▸ **Stated task**: Pick out each line of the records in which the word "Cost" appears.

▸ **Data supplied**:

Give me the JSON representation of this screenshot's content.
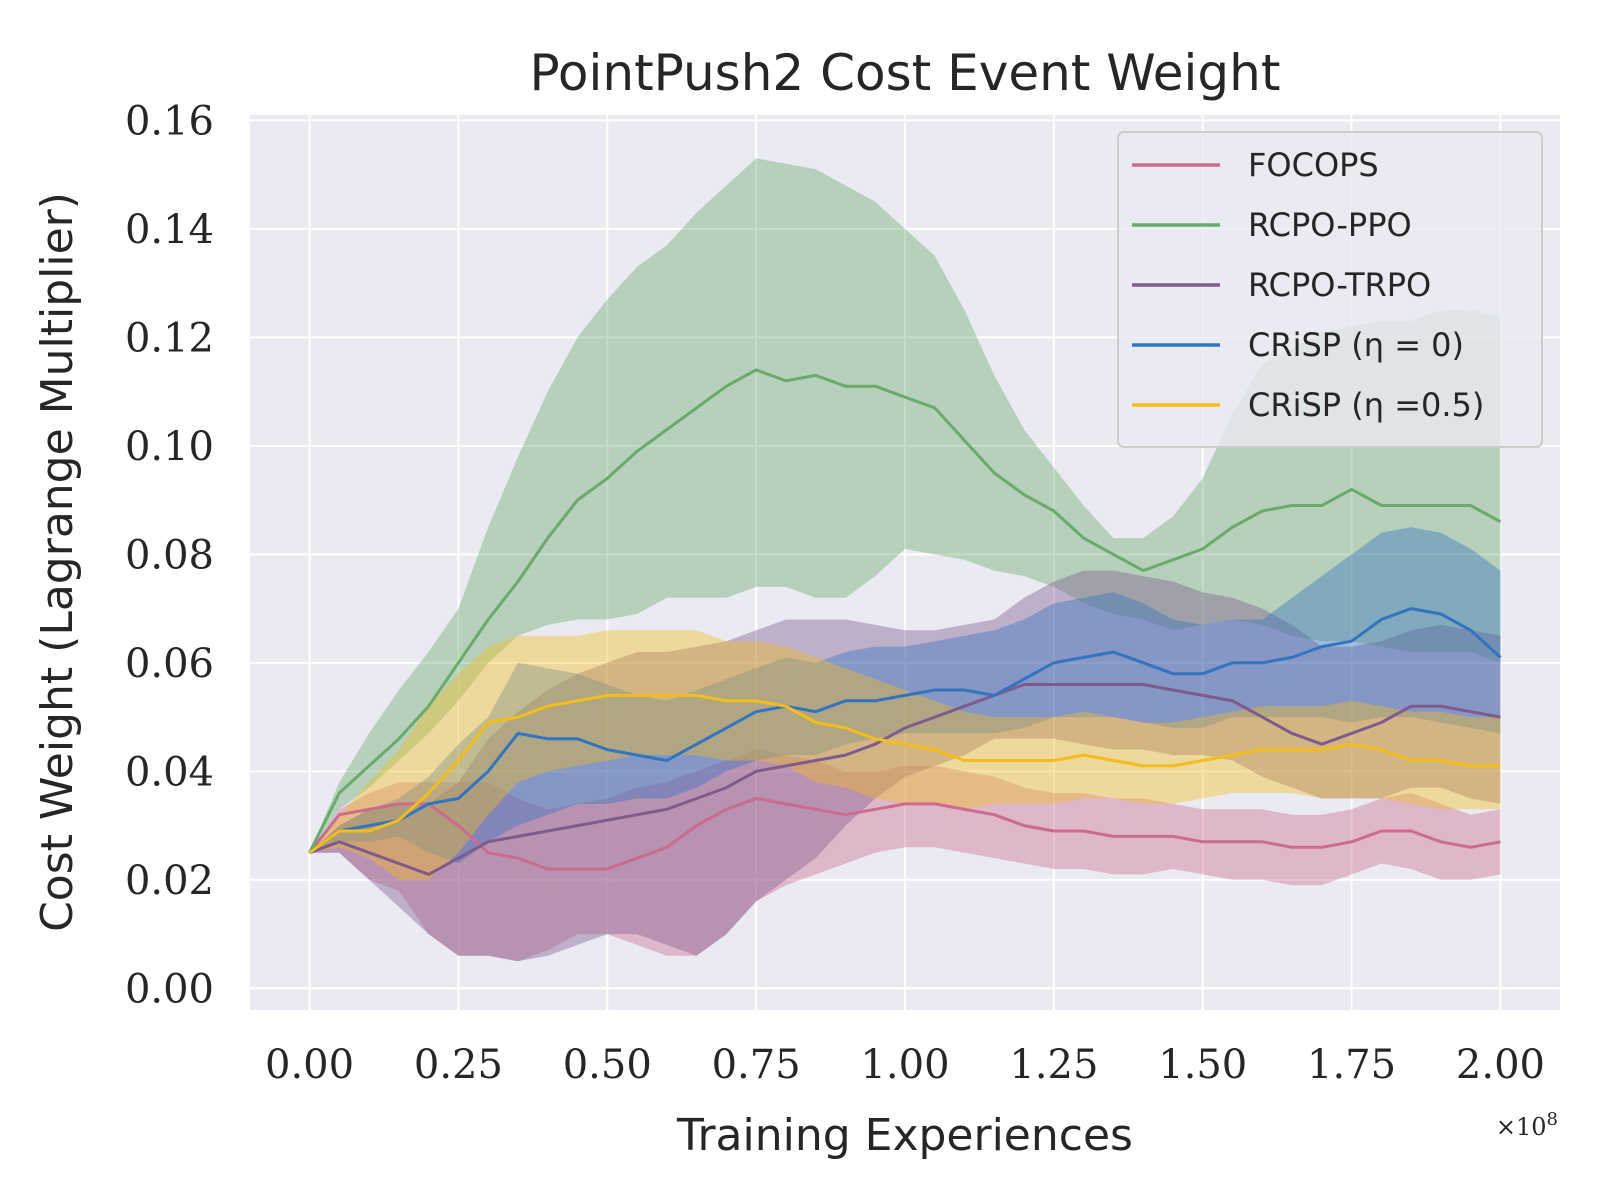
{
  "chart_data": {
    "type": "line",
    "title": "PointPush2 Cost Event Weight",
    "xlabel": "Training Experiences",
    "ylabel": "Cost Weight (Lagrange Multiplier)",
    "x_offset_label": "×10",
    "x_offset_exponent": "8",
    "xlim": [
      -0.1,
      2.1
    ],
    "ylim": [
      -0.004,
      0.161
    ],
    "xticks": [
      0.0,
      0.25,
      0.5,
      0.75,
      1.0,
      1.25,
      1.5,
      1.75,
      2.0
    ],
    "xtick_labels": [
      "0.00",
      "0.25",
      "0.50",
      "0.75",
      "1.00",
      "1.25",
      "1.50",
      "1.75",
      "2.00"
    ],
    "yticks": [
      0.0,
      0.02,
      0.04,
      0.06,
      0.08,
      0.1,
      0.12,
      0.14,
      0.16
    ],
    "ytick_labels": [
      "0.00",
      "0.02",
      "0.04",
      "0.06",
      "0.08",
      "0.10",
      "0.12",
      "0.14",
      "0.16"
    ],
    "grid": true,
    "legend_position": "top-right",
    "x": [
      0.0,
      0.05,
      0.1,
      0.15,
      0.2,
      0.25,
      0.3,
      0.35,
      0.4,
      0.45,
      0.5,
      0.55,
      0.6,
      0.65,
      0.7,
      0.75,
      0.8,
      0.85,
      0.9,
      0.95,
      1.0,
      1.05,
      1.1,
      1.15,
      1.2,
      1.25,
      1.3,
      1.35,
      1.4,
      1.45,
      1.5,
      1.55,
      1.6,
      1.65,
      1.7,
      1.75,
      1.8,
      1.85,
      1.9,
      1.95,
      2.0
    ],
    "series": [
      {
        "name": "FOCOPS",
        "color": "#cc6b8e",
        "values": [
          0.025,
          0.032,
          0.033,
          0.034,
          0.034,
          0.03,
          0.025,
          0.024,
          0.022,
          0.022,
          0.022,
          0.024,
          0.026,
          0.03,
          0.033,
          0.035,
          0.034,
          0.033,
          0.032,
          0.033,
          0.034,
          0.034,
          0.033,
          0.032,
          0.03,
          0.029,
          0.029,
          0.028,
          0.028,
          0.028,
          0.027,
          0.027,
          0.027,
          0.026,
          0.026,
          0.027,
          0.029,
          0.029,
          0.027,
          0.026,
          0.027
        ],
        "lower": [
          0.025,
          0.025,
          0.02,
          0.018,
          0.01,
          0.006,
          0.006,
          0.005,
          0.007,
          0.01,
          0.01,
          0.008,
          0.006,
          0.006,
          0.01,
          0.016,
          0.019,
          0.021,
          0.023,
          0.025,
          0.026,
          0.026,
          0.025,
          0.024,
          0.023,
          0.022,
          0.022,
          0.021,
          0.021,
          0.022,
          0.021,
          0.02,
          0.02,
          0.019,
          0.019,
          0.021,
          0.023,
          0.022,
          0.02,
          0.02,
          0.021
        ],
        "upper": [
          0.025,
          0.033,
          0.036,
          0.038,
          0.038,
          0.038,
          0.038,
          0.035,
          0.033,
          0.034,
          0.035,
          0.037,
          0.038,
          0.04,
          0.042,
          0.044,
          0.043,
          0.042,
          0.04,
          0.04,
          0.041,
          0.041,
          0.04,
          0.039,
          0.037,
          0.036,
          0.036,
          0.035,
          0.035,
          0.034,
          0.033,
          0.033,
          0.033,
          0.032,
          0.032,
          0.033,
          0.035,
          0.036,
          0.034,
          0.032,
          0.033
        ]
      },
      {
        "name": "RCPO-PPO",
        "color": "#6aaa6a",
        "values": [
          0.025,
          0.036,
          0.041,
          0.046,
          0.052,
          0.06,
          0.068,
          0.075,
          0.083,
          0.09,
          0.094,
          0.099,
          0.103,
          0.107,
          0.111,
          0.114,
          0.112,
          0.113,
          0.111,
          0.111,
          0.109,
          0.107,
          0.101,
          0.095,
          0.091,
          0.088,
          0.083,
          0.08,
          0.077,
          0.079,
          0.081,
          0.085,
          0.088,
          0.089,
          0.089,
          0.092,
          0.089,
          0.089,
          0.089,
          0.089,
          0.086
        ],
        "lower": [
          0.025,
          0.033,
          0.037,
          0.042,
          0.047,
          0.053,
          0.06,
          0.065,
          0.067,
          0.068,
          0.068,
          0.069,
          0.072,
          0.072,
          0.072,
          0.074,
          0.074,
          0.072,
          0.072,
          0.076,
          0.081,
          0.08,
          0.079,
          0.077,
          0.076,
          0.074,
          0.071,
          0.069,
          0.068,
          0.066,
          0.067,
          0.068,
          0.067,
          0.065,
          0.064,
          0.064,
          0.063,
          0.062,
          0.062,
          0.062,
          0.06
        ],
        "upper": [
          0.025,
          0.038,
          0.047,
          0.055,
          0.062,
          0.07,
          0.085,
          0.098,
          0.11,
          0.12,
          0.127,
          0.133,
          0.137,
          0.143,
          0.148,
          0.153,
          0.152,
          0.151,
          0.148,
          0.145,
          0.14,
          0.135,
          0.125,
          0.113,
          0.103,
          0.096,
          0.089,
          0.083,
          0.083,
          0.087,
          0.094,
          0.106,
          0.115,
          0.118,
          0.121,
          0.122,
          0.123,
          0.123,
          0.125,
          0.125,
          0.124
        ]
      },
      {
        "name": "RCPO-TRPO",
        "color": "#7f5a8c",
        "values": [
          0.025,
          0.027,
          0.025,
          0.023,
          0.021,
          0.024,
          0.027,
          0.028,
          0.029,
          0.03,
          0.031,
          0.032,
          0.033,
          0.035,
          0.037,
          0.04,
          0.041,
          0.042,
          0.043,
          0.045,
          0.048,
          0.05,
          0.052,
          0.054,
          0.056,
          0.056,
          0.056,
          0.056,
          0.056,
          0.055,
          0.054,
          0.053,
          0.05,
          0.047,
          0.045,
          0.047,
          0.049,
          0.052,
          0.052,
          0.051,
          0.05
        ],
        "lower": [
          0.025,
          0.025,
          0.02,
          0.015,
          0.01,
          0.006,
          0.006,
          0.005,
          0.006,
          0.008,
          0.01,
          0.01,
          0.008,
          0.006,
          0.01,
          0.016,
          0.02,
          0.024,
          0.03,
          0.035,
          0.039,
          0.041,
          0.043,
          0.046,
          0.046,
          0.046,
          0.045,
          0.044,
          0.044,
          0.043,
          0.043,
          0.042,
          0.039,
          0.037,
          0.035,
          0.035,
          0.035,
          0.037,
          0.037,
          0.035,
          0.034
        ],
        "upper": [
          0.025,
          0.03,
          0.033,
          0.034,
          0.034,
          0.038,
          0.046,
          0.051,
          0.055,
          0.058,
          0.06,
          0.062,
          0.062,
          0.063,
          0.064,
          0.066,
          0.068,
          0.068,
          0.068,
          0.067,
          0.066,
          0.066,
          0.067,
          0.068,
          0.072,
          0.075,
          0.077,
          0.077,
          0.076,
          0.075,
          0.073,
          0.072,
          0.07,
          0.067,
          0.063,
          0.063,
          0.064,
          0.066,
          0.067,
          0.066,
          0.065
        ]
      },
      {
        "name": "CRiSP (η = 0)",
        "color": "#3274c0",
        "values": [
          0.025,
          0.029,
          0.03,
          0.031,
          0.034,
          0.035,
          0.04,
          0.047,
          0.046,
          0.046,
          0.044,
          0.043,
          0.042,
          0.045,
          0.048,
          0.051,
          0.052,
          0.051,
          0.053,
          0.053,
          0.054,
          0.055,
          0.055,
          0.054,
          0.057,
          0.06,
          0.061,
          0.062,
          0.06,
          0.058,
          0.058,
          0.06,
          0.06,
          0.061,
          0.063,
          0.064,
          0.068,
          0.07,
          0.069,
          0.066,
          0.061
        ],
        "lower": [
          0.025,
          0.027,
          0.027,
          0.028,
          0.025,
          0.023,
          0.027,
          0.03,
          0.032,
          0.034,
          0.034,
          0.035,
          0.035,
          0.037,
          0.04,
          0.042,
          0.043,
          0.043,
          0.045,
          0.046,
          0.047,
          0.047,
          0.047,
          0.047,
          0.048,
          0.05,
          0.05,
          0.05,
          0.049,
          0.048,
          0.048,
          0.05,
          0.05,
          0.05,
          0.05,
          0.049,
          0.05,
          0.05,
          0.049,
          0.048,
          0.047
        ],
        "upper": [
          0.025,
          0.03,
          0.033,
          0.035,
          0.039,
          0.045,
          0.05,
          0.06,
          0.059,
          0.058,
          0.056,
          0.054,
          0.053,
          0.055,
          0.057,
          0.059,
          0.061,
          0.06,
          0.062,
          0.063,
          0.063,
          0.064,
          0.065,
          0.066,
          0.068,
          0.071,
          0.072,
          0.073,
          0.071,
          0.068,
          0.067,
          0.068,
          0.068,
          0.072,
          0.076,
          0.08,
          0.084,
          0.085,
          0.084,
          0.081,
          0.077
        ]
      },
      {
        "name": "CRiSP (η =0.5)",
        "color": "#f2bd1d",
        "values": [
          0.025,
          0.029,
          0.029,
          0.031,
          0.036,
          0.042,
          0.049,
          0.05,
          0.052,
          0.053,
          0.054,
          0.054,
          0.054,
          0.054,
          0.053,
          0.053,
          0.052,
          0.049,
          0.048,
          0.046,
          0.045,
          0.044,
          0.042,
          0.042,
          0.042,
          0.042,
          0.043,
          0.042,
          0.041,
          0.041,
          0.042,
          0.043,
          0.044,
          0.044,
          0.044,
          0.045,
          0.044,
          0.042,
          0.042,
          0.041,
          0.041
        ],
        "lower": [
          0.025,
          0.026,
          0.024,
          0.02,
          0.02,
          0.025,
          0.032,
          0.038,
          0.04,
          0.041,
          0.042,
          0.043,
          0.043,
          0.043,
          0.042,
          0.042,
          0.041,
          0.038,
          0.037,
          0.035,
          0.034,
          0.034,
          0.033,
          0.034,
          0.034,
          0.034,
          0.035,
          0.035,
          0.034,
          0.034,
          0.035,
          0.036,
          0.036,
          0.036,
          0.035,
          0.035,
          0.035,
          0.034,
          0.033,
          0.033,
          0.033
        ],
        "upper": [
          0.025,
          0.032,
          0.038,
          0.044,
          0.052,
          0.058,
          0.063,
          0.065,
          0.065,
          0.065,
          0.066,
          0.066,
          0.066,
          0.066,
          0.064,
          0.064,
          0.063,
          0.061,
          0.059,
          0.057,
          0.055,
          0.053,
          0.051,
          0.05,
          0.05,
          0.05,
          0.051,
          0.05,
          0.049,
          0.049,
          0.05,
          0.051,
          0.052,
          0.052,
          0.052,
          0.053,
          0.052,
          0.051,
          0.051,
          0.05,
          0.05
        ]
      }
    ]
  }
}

▸ **Task solution**:
    "title": "PointPush2 Cost Event Weight",
    "ylabel": "Cost Weight (Lagrange Multiplier)",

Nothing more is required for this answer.